▶ TAREA BREVE A
¿Cómo se traduce al inglés la oración «Las fronteras son producto de la organización del egoísmo.» del artículo de opinión sobre racismo e inmigración?

▶ FUENTE
----

OPINIÓN de Rafael Fernando Navarro.- No sé si España es racista o no. No me refiero a la piel del país, esa piel áspera, dura, de nación milenaria, camino y posada de culturas dispares, contradictorias. Me refiero más bien a la entraña, donde conviven las espinas y las rosas, el abrazo y la distancia, el beso y el odio. Y yo no sé si esa España es o no racista. Allá las encuestas, los sociólogos y los estudios del medio. Uno es calle y la calle tiene palabras distintas, dependiendo de una buena o mala noche, del café mañanero o del resultado de un pagaré.

Lo que tengo claro es que hay políticos camaleónicos que nunca saben qué color les toca y a veces detestan el que deben vestirse en ese momento concreto. Carecen de un centro vital y se mueven dependiendo del estado de su duracell personal. Por eso son capaces de decir lo que no sienten e incluso soltar su vómito en el momento más inoportuno. Políticos que no piensan. Un candidato es como un borracho. Tiene la capacidad de expresar, harto de mítines, lo que no diría nunca en estado de elegido.

La inmigración tiene un fundamento esencial: el mundo es de los seres humanos, de todos los seres humanos. Las fronteras son producto de la organización del egoísmo. Cuando la avaricia sin escrúpulo pone un orden en la convivencia inventa las fronteras y las reviste de orden necesario y disfraza de legalidad la apropiación indebida de la tierra. Y entonces, en la medida de que esto es mío y esto tuyo, siempre quedan los desheredados sin derecho a nada. Son los pobres del mundo. Los que deben gozar su miseria porque de ellos será el reino de los cielos. Con los que se puede ejercer la caridad como desprecio nauseabundo de la justicia.

----

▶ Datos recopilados
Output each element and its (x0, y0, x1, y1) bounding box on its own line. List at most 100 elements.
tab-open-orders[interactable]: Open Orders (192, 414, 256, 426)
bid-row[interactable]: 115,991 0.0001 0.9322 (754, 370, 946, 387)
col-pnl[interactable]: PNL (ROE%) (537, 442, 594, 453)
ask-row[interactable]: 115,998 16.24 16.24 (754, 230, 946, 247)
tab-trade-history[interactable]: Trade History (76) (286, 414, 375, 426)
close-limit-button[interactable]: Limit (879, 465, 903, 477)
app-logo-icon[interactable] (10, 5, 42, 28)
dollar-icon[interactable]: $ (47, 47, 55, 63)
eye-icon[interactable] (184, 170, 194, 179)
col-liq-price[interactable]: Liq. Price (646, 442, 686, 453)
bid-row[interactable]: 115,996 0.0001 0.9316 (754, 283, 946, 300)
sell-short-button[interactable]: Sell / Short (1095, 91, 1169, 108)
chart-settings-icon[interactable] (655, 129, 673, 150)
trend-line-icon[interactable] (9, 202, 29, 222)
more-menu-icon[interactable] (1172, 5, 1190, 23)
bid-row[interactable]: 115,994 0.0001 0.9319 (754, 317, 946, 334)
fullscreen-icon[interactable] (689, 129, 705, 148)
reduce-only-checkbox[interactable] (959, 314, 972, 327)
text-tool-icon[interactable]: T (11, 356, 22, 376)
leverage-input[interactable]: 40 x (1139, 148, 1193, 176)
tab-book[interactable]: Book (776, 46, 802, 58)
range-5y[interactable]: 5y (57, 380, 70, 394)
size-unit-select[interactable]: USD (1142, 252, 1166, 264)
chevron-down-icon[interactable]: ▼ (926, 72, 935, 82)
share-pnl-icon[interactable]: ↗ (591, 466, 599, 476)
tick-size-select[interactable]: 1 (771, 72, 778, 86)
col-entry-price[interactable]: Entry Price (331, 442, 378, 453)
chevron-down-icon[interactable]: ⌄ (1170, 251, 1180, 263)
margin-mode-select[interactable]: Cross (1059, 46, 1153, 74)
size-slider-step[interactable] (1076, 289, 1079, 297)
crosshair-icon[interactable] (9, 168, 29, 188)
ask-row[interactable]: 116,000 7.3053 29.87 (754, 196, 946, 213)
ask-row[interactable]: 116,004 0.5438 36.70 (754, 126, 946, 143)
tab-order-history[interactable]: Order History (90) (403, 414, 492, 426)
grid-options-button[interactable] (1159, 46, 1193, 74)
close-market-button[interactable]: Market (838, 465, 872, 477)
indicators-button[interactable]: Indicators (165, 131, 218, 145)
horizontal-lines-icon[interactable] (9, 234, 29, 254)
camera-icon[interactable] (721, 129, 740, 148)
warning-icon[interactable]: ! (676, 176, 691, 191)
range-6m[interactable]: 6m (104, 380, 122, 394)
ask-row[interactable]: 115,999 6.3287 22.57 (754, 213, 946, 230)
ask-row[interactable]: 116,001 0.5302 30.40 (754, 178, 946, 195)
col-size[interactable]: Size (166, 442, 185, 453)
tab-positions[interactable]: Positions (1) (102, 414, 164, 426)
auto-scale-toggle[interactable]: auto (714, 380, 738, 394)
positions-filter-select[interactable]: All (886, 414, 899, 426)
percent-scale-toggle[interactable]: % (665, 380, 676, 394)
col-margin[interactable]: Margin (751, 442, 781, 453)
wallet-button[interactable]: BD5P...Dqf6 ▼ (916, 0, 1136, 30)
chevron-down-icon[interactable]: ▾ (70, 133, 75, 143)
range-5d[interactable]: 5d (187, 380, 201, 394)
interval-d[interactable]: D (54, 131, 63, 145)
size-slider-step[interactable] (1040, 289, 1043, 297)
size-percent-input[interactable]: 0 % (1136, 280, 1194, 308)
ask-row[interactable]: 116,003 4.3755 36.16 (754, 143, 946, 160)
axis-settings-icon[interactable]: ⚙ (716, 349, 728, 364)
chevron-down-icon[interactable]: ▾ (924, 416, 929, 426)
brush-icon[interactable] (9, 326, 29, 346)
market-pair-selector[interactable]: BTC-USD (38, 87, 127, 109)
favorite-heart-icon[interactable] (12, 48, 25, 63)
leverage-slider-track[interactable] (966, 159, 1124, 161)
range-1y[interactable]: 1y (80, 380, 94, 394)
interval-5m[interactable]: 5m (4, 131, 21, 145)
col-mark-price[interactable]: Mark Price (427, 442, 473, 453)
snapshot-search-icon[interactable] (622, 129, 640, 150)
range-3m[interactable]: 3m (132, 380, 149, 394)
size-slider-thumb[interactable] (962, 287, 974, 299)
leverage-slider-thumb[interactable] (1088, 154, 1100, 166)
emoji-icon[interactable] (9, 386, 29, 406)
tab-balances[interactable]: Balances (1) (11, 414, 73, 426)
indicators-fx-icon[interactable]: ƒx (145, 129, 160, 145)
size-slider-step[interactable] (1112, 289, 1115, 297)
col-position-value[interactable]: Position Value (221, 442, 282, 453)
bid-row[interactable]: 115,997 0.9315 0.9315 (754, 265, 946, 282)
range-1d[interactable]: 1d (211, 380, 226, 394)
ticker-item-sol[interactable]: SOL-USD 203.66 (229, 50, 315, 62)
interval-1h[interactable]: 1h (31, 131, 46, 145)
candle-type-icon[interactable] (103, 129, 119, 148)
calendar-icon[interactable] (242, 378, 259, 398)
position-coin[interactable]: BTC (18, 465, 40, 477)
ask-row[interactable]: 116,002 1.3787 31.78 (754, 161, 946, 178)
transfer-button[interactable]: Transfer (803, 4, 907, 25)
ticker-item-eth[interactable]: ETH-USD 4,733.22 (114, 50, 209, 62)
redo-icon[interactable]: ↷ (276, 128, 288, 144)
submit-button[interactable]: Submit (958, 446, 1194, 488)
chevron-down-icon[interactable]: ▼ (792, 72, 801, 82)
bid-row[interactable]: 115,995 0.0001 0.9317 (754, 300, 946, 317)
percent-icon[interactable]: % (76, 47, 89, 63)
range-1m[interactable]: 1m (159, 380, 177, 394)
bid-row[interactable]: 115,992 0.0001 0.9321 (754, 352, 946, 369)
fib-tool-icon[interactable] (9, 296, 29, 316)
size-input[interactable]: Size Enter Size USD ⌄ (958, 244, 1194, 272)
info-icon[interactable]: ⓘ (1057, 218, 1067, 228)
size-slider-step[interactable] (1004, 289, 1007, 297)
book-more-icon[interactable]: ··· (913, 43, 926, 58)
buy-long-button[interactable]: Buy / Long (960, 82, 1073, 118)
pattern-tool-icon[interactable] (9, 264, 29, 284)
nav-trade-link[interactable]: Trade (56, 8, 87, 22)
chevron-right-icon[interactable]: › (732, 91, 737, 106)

----

▶ TAREA BREVE B
Dispón en una tabla Markdown con las columnas Número y Línea todo lo que va desde el comienzo de los registros hasta la línea que contiene "col-liq-price[interactable]: Liq. Price", ambos extremos incluidos y sin las líneas en blanco.

▶ RESPUESTA ESCRITA A
Borders are the product of the organization of selfishness.

▶ RESPUESTA ESCRITA B
| Número | Línea |
|---|---|
| 1 | Output each element and its (x0, y0, x1, y1) bounding box on its own line. List at most 100 elements. |
| 2 | tab-open-orders[interactable]: Open Orders (192, 414, 256, 426) |
| 3 | bid-row[interactable]: 115,991 0.0001 0.9322 (754, 370, 946, 387) |
| 4 | col-pnl[interactable]: PNL (ROE%) (537, 442, 594, 453) |
| 5 | ask-row[interactable]: 115,998 16.24 16.24 (754, 230, 946, 247) |
| 6 | tab-trade-history[interactable]: Trade History (76) (286, 414, 375, 426) |
| 7 | close-limit-button[interactable]: Limit (879, 465, 903, 477) |
| 8 | app-logo-icon[interactable] (10, 5, 42, 28) |
| 9 | dollar-icon[interactable]: $ (47, 47, 55, 63) |
| 10 | eye-icon[interactable] (184, 170, 194, 179) |
| 11 | col-liq-price[interactable]: Liq. Price (646, 442, 686, 453) |